SHORT TASK 1:
Reproduce the entire passage on Kyle XY verbatim.

READING TEXT:

• • •

2006 American science fiction series

Kyle XY is an American science fiction television series created by Eric Bress and J. Mackye Gruber and produced by ABC Studios. The central character is a teenage boy (Matt Dallas) who awakens naked in a forest outside Seattle, Washington, with amnesia and no belly button. He is taken in by a family and given the name Kyle. The series follows Kyle as he tries to solve the puzzles of who he is and why he has no memory before that day. Although set in Seattle, the series was filmed in the Vancouver, British Columbia area.

The series premiered June 26, 2006, on the ABC Family cable channel. The series ran for three seasons, ending on March 16, 2009. The final episode featured several cliffhangers, which were eventually resolved in a special feature on the third season DVD.

• • •

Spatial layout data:
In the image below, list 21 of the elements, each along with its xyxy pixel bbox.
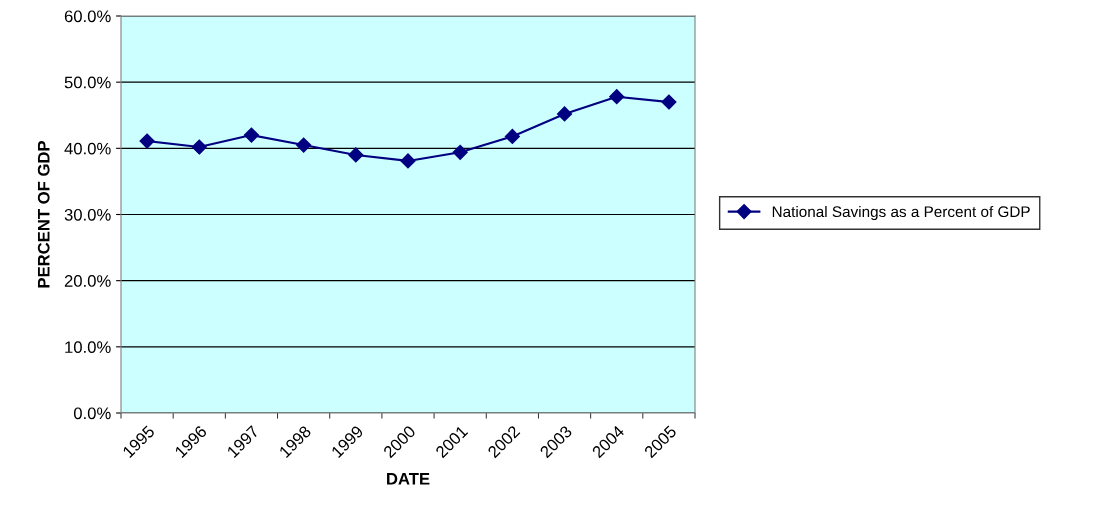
point [243, 127, 260, 143]
point [609, 89, 625, 105]
point [348, 147, 364, 163]
point [296, 137, 312, 153]
point [400, 153, 416, 169]
y-tick-label: 50.0% [64, 76, 111, 89]
y-tick-label: 10.0% [65, 341, 111, 354]
y-tick-label: 60.0% [64, 10, 111, 23]
y-tick-label: 30.0% [64, 208, 111, 221]
point [504, 128, 520, 144]
point [556, 106, 573, 122]
legend-label: National Savings as a Percent of GDP [772, 205, 1030, 221]
point [452, 144, 468, 160]
point [139, 133, 155, 149]
y-tick-label: 40.0% [64, 142, 111, 155]
point [661, 94, 677, 110]
x-axis-title: DATE [387, 473, 430, 485]
y-tick-label: 0.0% [73, 407, 111, 420]
point [191, 139, 207, 155]
y-axis-title: PERCENT OF GDP [37, 140, 50, 288]
y-tick-label: 20.0% [64, 275, 111, 287]
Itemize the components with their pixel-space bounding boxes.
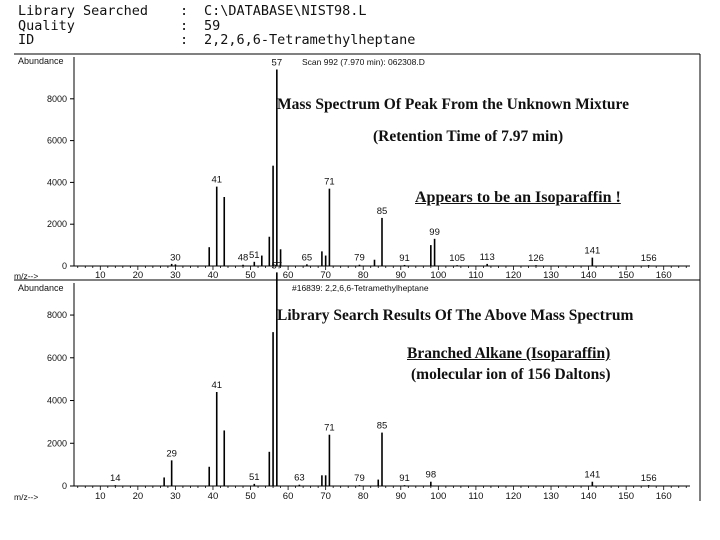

• • •

SHORT TASK 2:
In the rows, take the part that opens with the first line and closes with the line containing "y-tick-label: 0.0% [73, 407, 111, 420]", and write that part out again with "image" replaced by "chart", leaving everything else unchanged. Omit the pictures from your answer.

FINISHED ANSWER 1:
2006 American science fiction series

Kyle XY is an American science fiction television series created by Eric Bress and J. Mackye Gruber and produced by ABC Studios. The central character is a teenage boy (Matt Dallas) who awakens naked in a forest outside Seattle, Washington, with amnesia and no belly button. He is taken in by a family and given the name Kyle. The series follows Kyle as he tries to solve the puzzles of who he is and why he has no memory before that day. Although set in Seattle, the series was filmed in the Vancouver, British Columbia area.

The series premiered June 26, 2006, on the ABC Family cable channel. The series ran for three seasons, ending on March 16, 2009. The final episode featured several cliffhangers, which were eventually resolved in a special feature on the third season DVD.

FINISHED ANSWER 2:
In the chart below, list 21 of the elements, each along with its xyxy pixel bbox.
point [243, 127, 260, 143]
point [609, 89, 625, 105]
point [348, 147, 364, 163]
point [296, 137, 312, 153]
point [400, 153, 416, 169]
y-tick-label: 50.0% [64, 76, 111, 89]
y-tick-label: 10.0% [65, 341, 111, 354]
y-tick-label: 60.0% [64, 10, 111, 23]
y-tick-label: 30.0% [64, 208, 111, 221]
point [504, 128, 520, 144]
point [556, 106, 573, 122]
legend-label: National Savings as a Percent of GDP [772, 205, 1030, 221]
point [452, 144, 468, 160]
point [139, 133, 155, 149]
y-tick-label: 40.0% [64, 142, 111, 155]
point [661, 94, 677, 110]
x-axis-title: DATE [387, 473, 430, 485]
y-tick-label: 0.0% [73, 407, 111, 420]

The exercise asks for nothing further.